[DATA SUPPLIED]
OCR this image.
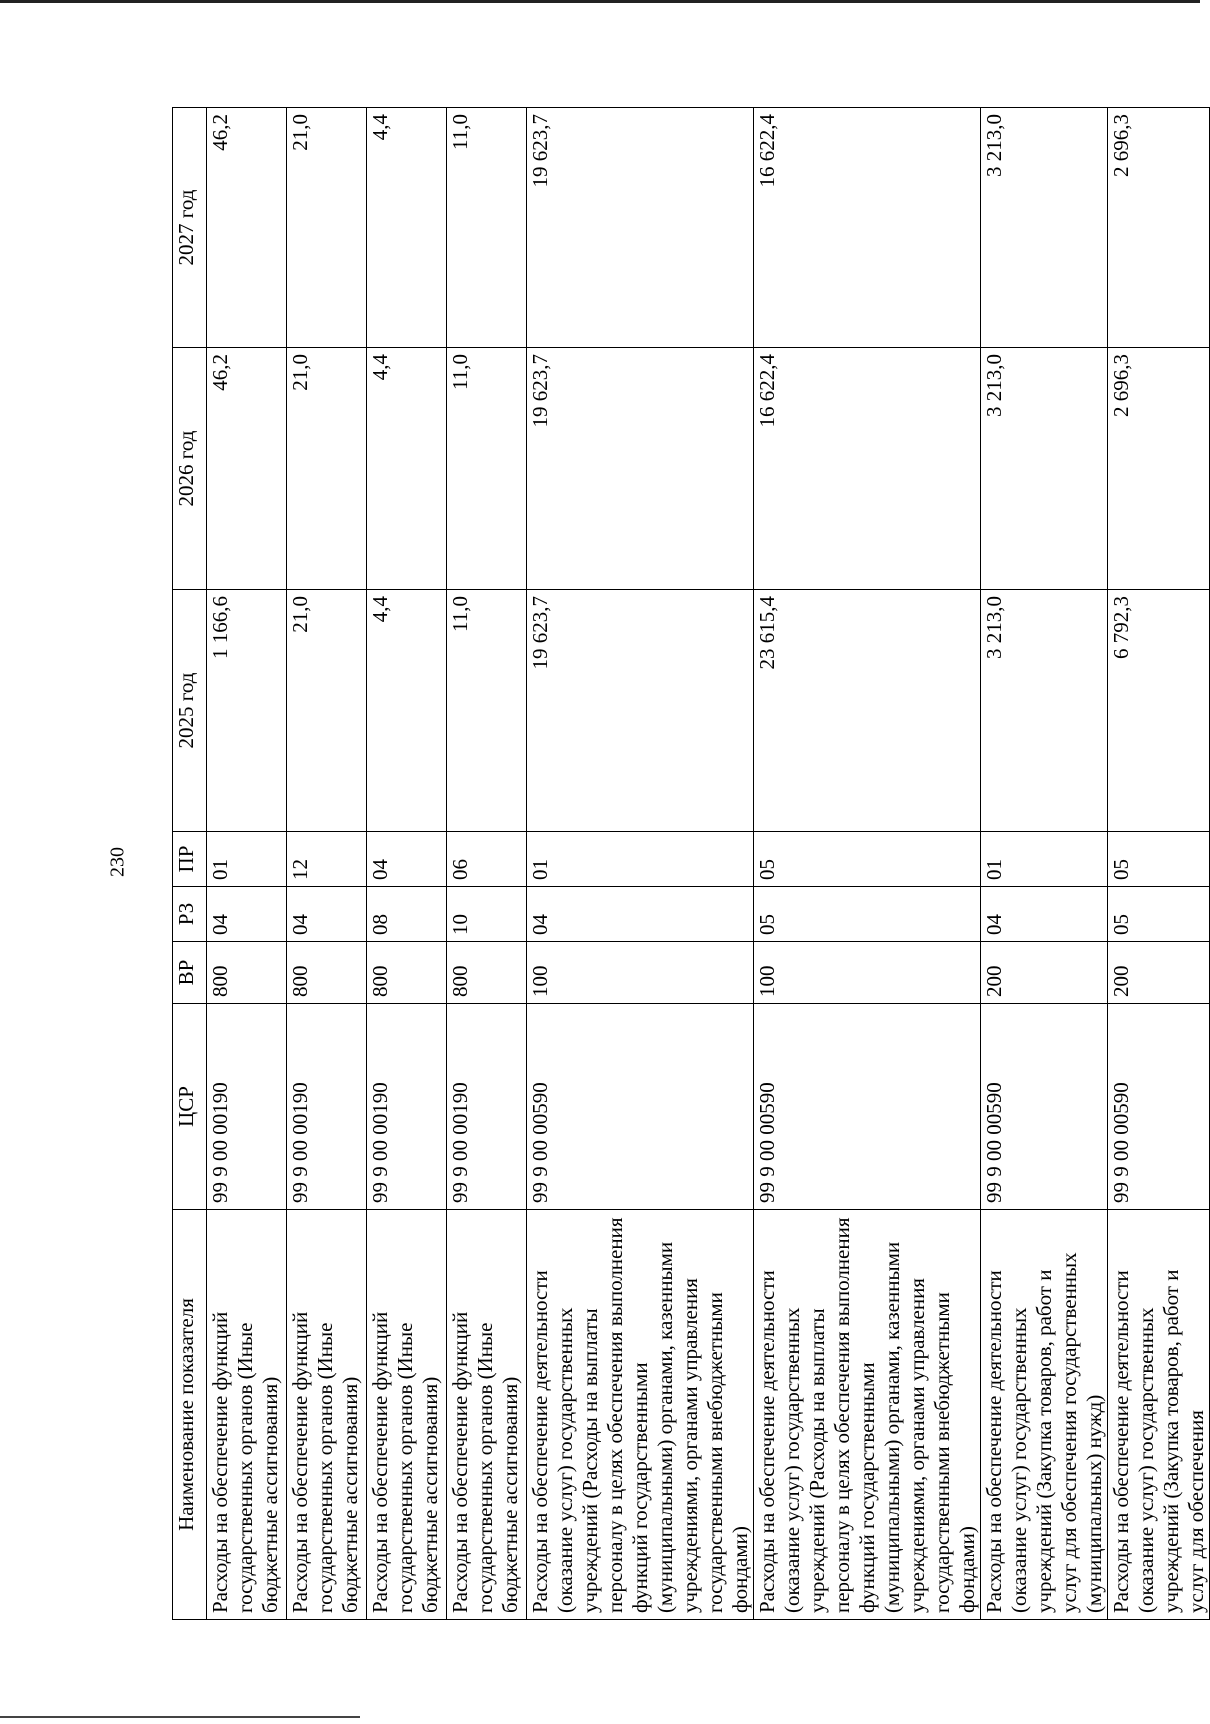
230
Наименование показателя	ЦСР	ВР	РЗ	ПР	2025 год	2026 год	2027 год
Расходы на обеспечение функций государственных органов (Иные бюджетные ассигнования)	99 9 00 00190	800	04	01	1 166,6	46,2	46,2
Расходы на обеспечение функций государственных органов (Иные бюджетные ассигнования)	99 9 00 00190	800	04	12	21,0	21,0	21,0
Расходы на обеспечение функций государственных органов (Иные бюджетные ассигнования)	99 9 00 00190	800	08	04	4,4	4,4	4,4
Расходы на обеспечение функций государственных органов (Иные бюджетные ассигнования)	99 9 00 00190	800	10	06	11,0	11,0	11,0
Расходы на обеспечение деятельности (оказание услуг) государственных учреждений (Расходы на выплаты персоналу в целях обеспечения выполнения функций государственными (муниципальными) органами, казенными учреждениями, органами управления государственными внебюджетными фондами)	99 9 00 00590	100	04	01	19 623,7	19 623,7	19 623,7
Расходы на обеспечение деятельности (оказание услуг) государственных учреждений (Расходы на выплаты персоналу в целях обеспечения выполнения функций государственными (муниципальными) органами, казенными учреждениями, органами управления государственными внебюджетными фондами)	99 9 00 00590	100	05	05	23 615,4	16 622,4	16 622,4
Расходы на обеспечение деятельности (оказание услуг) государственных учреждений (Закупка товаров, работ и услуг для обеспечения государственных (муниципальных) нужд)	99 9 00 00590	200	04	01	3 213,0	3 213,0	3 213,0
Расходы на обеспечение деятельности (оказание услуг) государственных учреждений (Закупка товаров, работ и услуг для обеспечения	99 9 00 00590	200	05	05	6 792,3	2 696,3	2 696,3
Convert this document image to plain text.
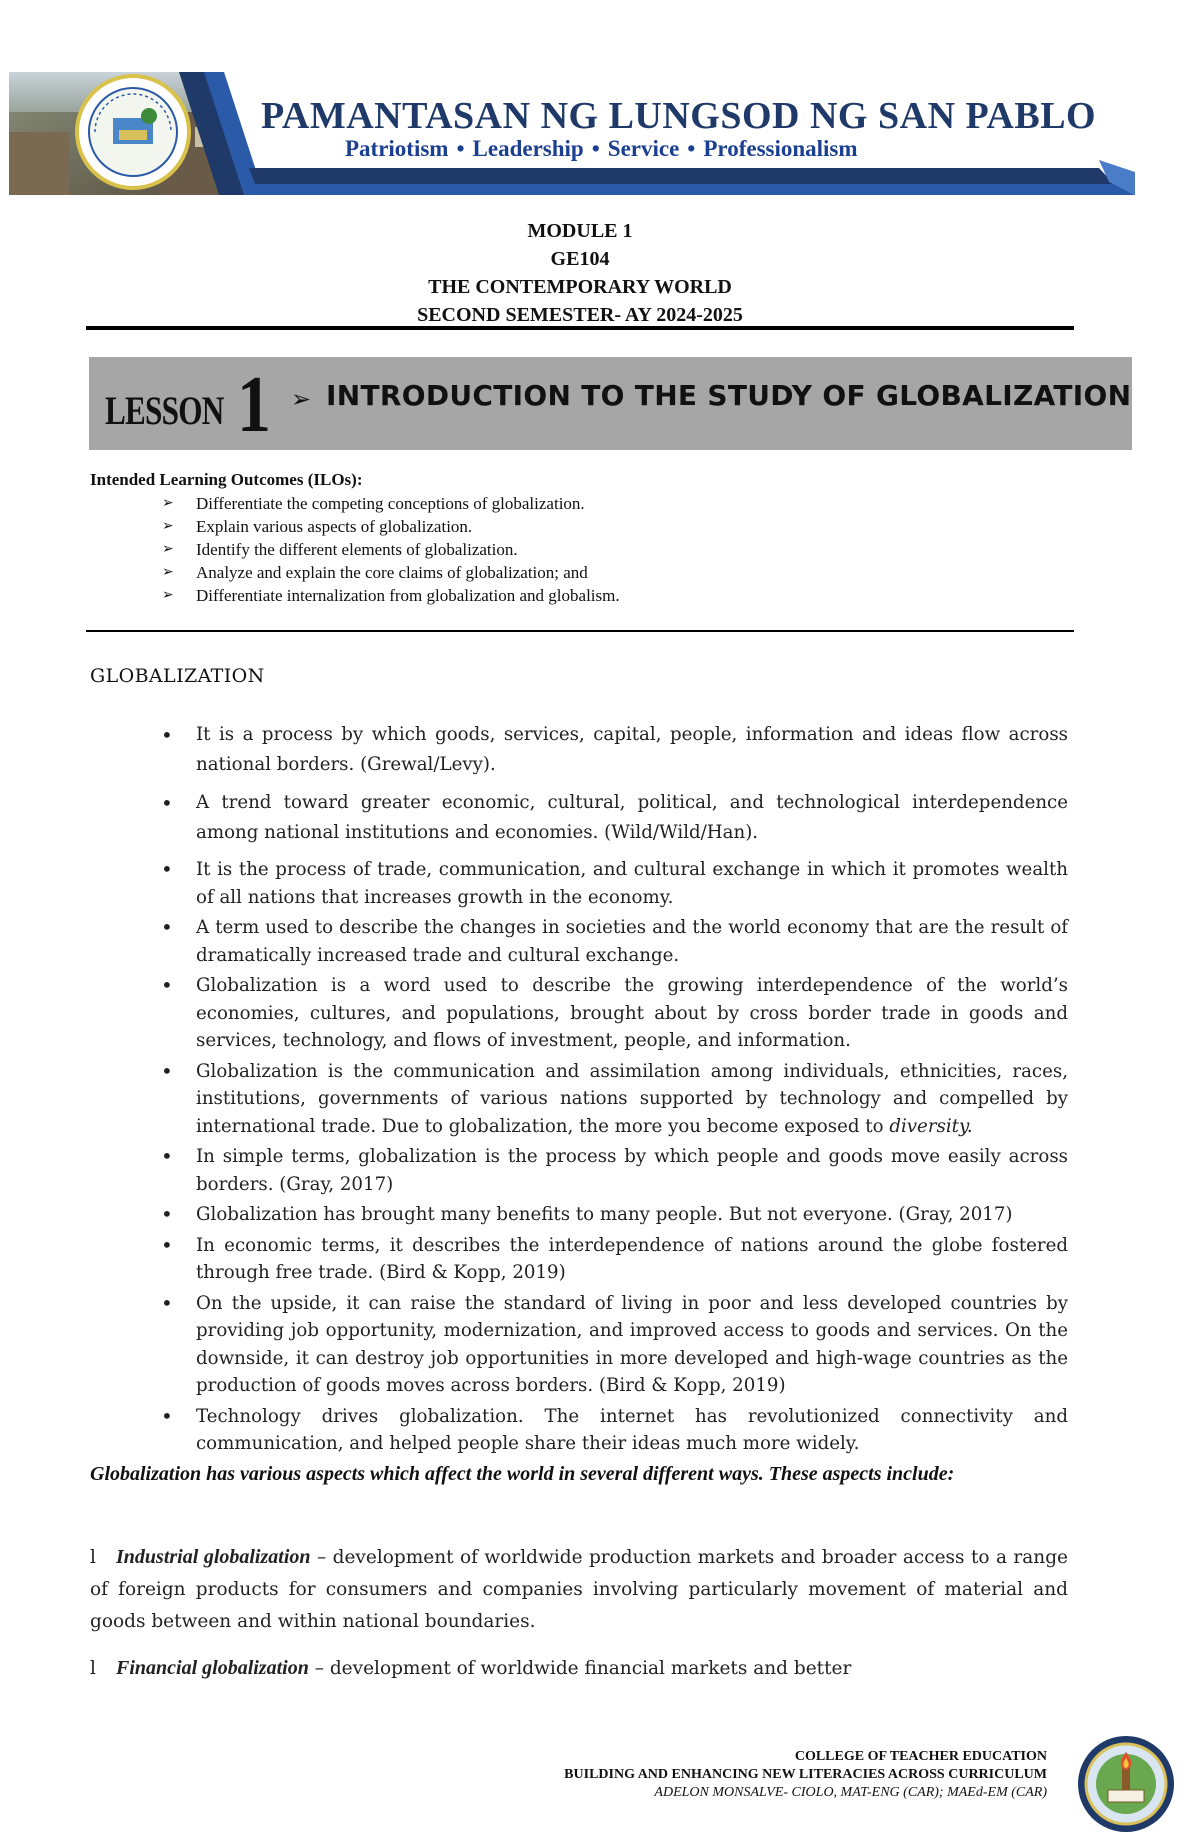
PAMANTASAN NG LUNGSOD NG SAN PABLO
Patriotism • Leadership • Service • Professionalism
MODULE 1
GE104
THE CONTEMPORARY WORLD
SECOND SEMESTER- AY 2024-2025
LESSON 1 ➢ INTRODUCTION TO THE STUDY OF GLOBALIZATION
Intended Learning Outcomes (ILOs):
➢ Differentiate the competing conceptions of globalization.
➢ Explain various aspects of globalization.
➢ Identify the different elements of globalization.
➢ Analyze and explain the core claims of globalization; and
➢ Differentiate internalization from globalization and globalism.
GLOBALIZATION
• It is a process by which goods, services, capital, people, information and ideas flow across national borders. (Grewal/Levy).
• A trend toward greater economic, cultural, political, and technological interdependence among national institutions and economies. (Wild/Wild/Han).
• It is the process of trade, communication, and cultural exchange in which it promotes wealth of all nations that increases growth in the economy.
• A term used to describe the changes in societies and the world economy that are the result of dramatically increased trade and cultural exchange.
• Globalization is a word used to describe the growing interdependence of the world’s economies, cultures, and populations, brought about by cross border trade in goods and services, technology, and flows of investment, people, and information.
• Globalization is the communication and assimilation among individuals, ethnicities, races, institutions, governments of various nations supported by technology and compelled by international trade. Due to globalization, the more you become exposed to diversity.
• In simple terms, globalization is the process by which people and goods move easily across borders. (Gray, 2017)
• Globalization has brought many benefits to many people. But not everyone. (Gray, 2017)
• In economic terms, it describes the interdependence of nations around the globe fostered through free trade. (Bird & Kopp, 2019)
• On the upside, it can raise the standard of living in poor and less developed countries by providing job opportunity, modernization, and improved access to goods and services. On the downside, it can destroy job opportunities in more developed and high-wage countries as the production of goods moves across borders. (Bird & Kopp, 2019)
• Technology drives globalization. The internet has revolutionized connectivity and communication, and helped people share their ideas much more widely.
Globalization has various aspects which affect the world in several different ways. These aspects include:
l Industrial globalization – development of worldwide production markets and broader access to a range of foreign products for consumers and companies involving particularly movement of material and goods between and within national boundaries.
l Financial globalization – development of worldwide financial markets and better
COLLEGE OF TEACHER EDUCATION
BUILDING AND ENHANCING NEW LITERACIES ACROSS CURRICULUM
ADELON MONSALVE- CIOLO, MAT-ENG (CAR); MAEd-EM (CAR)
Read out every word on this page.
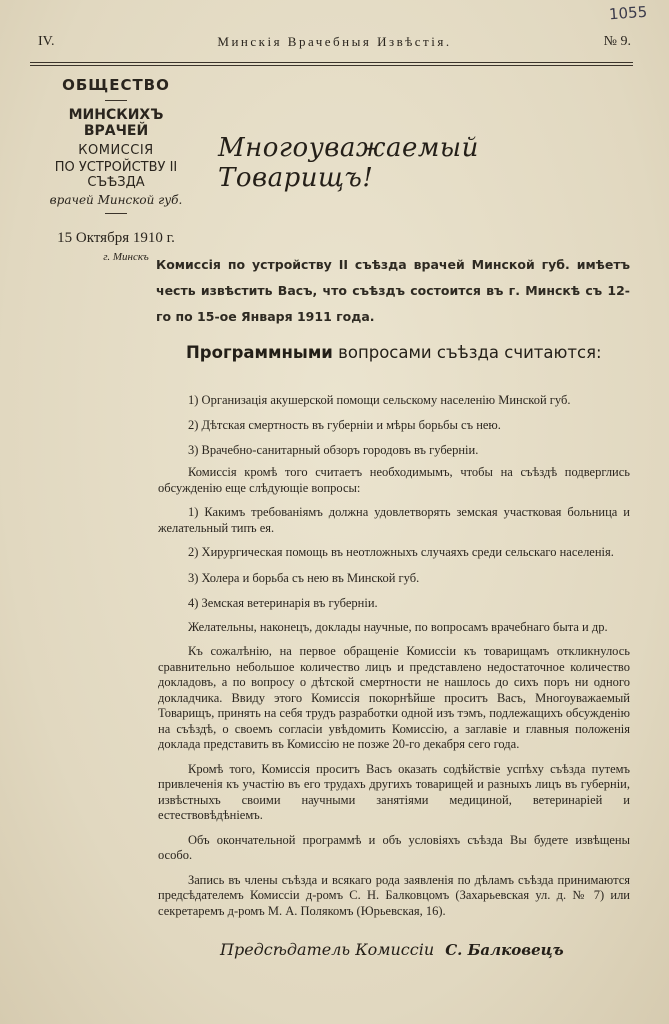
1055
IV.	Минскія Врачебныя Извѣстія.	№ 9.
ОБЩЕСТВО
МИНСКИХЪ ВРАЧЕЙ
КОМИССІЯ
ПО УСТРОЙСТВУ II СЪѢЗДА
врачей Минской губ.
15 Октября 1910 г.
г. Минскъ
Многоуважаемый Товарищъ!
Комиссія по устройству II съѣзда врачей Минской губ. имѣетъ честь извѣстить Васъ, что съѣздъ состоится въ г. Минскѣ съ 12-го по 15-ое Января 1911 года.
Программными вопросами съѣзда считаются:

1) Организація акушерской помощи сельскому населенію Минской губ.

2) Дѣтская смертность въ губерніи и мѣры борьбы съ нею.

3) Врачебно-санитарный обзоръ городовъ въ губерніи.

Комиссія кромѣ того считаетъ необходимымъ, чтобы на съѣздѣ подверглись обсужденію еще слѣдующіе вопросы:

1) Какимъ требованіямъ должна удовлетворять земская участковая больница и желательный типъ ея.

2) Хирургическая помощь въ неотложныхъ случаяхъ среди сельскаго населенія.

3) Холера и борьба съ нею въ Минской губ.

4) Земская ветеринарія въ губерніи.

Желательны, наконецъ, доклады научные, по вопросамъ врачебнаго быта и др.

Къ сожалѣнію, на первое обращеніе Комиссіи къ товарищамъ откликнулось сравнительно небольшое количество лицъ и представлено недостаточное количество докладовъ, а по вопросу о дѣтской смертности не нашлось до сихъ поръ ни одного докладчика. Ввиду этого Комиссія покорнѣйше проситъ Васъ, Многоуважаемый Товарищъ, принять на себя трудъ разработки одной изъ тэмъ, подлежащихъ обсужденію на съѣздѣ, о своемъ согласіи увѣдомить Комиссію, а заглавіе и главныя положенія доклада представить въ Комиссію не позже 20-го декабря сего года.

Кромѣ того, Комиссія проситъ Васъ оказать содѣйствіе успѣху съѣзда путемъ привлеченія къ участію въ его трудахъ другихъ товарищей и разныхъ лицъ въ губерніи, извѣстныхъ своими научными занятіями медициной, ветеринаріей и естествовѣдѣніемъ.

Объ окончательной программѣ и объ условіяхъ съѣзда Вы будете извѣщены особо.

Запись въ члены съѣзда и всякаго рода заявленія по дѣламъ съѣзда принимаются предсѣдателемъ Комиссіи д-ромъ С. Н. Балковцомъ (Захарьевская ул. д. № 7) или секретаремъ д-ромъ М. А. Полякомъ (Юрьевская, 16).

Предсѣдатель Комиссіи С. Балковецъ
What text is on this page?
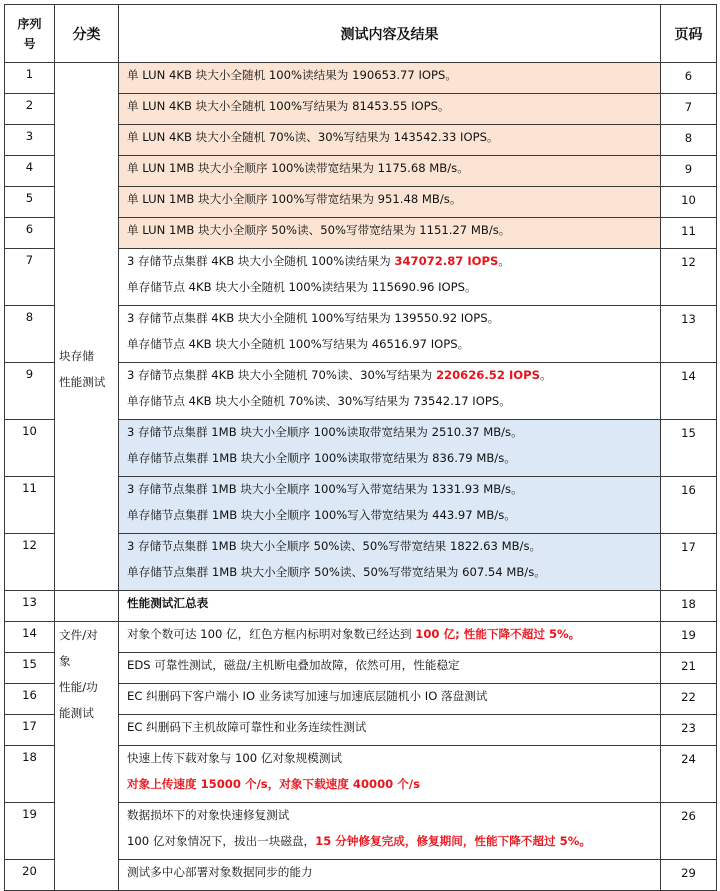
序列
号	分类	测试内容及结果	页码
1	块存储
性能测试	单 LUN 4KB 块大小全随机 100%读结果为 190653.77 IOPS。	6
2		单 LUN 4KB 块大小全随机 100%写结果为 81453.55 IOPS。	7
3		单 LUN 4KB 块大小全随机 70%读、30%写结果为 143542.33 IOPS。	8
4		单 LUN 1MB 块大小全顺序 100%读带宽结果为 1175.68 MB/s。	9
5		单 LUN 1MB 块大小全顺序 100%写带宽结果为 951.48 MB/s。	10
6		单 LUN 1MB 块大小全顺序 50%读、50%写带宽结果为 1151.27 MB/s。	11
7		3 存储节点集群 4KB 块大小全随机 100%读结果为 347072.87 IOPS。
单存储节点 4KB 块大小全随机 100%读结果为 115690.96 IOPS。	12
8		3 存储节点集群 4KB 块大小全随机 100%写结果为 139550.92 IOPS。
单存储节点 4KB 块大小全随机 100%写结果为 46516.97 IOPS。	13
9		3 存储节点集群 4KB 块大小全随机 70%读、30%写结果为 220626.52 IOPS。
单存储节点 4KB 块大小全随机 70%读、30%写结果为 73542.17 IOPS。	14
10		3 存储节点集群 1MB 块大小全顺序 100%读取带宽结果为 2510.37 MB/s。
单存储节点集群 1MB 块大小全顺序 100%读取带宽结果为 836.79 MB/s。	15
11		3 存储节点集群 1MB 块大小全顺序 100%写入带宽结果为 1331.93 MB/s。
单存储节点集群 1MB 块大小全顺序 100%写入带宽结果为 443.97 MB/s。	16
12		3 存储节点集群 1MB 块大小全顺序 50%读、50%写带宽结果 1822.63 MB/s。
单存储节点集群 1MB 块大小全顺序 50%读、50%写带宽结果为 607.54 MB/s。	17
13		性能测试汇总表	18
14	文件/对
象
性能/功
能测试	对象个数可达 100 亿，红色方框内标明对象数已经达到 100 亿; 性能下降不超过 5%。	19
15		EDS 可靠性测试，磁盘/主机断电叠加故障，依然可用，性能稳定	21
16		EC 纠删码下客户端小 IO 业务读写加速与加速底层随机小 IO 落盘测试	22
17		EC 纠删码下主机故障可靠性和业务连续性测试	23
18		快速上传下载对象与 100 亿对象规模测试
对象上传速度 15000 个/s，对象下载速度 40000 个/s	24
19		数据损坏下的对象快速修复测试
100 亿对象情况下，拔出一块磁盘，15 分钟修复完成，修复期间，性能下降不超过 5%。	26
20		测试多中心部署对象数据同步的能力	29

[WHAT TO PRODUCE] Note every line above where the string "exchange" shows up, and copy those lines.

[WRITTEN RESPONSE]
• It is the process of trade, communication, and cultural exchange in which it promotes wealth of all nations that increases growth in the economy.
• A term used to describe the changes in societies and the world economy that are the result of dramatically increased trade and cultural exchange.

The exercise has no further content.